Here are records with pictures in them. Copy all of them exactly and leave the pictures out.

* START *

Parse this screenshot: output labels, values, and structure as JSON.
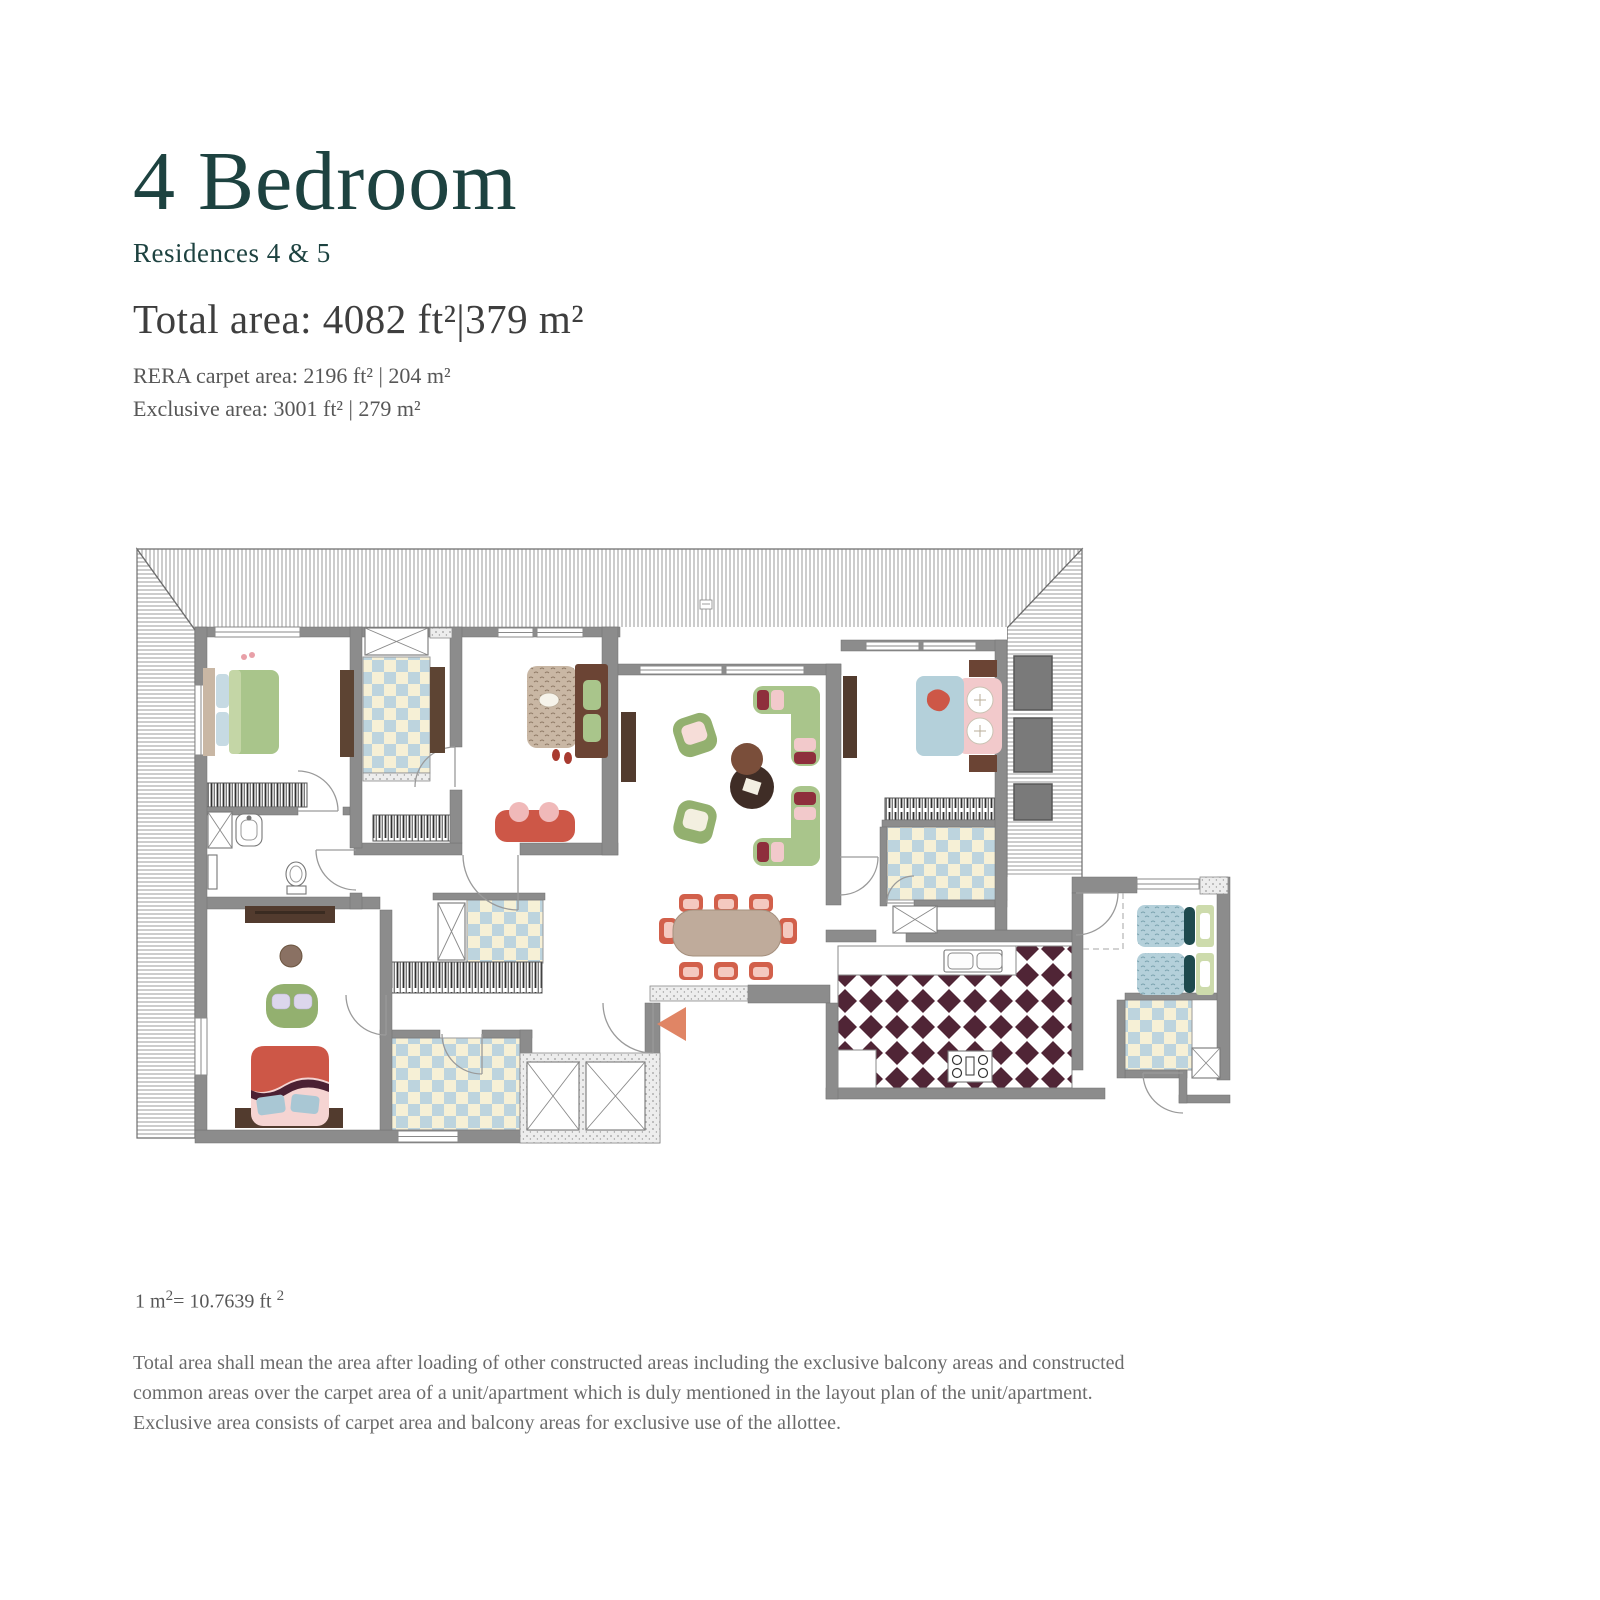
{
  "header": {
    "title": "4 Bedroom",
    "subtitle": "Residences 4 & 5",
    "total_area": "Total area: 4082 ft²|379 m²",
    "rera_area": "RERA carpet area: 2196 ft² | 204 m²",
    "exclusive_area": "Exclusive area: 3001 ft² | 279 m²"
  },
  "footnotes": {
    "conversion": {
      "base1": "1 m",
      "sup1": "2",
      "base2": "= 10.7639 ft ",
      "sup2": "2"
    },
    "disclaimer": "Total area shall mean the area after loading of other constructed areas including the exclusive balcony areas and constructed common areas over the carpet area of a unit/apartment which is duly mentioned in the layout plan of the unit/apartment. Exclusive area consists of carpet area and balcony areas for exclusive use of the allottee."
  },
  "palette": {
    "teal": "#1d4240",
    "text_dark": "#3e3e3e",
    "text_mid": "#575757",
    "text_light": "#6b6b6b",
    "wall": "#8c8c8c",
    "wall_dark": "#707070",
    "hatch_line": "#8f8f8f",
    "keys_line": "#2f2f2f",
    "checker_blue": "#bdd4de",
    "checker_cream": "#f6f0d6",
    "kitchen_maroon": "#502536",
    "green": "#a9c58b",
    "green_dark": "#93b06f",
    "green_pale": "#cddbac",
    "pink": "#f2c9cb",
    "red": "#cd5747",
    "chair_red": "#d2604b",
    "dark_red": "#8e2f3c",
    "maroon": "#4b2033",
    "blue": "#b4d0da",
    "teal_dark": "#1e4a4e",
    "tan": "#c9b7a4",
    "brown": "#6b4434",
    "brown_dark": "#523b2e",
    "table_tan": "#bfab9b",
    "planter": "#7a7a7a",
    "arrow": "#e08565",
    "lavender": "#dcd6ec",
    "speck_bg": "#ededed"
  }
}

* END *

THE ANSWER:
Parse this screenshot: output labels, values, and structure as JSON.
{
  "header": {
    "title": "4 Bedroom",
    "subtitle": "Residences 4 & 5",
    "total_area": "Total area: 4082 ft²|379 m²",
    "rera_area": "RERA carpet area: 2196 ft² | 204 m²",
    "exclusive_area": "Exclusive area: 3001 ft² | 279 m²"
  },
  "footnotes": {
    "conversion": {
      "base1": "1 m",
      "sup1": "2",
      "base2": "= 10.7639 ft ",
      "sup2": "2"
    },
    "disclaimer": "Total area shall mean the area after loading of other constructed areas including the exclusive balcony areas and constructed common areas over the carpet area of a unit/apartment which is duly mentioned in the layout plan of the unit/apartment. Exclusive area consists of carpet area and balcony areas for exclusive use of the allottee."
  },
  "palette": {
    "teal": "#1d4240",
    "text_dark": "#3e3e3e",
    "text_mid": "#575757",
    "text_light": "#6b6b6b",
    "wall": "#8c8c8c",
    "wall_dark": "#707070",
    "hatch_line": "#8f8f8f",
    "keys_line": "#2f2f2f",
    "checker_blue": "#bdd4de",
    "checker_cream": "#f6f0d6",
    "kitchen_maroon": "#502536",
    "green": "#a9c58b",
    "green_dark": "#93b06f",
    "green_pale": "#cddbac",
    "pink": "#f2c9cb",
    "red": "#cd5747",
    "chair_red": "#d2604b",
    "dark_red": "#8e2f3c",
    "maroon": "#4b2033",
    "blue": "#b4d0da",
    "teal_dark": "#1e4a4e",
    "tan": "#c9b7a4",
    "brown": "#6b4434",
    "brown_dark": "#523b2e",
    "table_tan": "#bfab9b",
    "planter": "#7a7a7a",
    "arrow": "#e08565",
    "lavender": "#dcd6ec",
    "speck_bg": "#ededed"
  }
}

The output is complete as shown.